He has busted similar moves during his birthday celebration on Oct 17, as well as when he went to register his candidacy at the KPU a few days later.
The minister, who will be trying to become president for the third time, explained in a talk show on Nov 19 that his dancing is inspired by his grandfather, who used to do the same when he was happy.
According to him, his grandfather was from Banyumas in central Java and there was no television or any form of entertainment there, except for dancing.
"So every time there is good news or happy news, he would always dance like that," said Mr Prabowo.
Indonesian media outlets regularly produce reports containing photos and videos of the minister whenever he dances, and clips of these moments get thousands of views online.
For Mr Anies, cats have been one of his tools of choice to appeal to voters.
The long-time politician, who has been active in the scene for more than a decade, has amassed more than six million followers on his Instagram account @aniesbaswedan, while a separate account for his four cats @pawswedan has a follower count of more than 22,000.
That account describes itself as the "Baswedan cat family" and has stories, posts, as well as highlights of Mr Anies's four cats: Aslan, Lego, Snowball and Oboy.
The cats themselves have grabbed their own headlines, such as after posts on the account showed Aslan giving a "cat massage" to Mr Anies, and when a book series was published in July about Lego, which has only three legs.
Two videos of Aslan giving Mr Anies massages have garnered a combined viewership of more than 10 million.
A running gag on @pawswedan is how the four cats are competing to become "pawsiden", a play on the Bahasa spelling of the word "president".
The team managing the account also makes topical jokes and references in the posts, uploading photos of the cats calling for Palestine to be freed and parodying new superhero film The Marvels.

DATASET EXCERPT
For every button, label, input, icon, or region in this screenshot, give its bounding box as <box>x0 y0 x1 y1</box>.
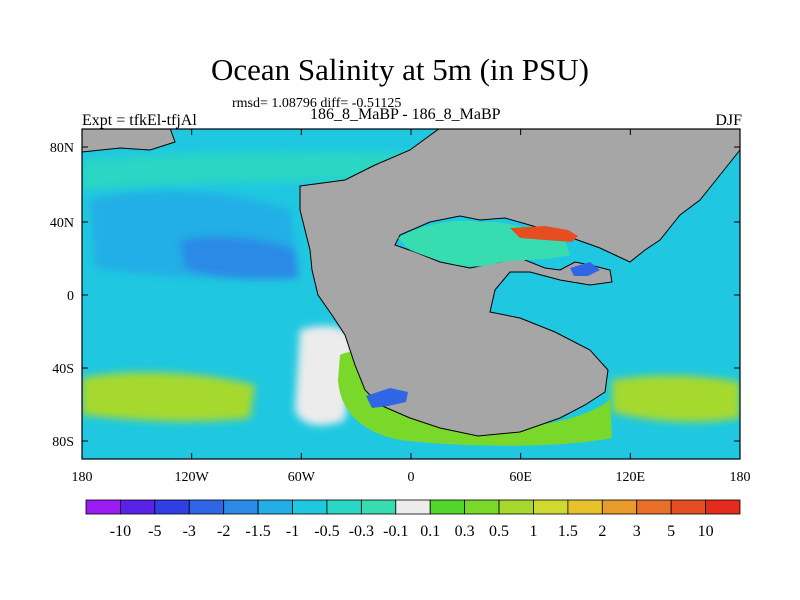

CHALLENGE 1
Which cats belonging to Mr Anies are named in the campaign article above?
CHALLENGE 2
Can you reproduce the part of the campaign article above that opens with the words containing "For Mr Anies, cats" and closes with "more than 22,000."?

ANSWER 1
Aslan, Lego, Snowball and Oboy

ANSWER 2
For Mr Anies, cats have been one of his tools of choice to appeal to voters.
The long-time politician, who has been active in the scene for more than a decade, has amassed more than six million followers on his Instagram account @aniesbaswedan, while a separate account for his four cats @pawswedan has a follower count of more than 22,000.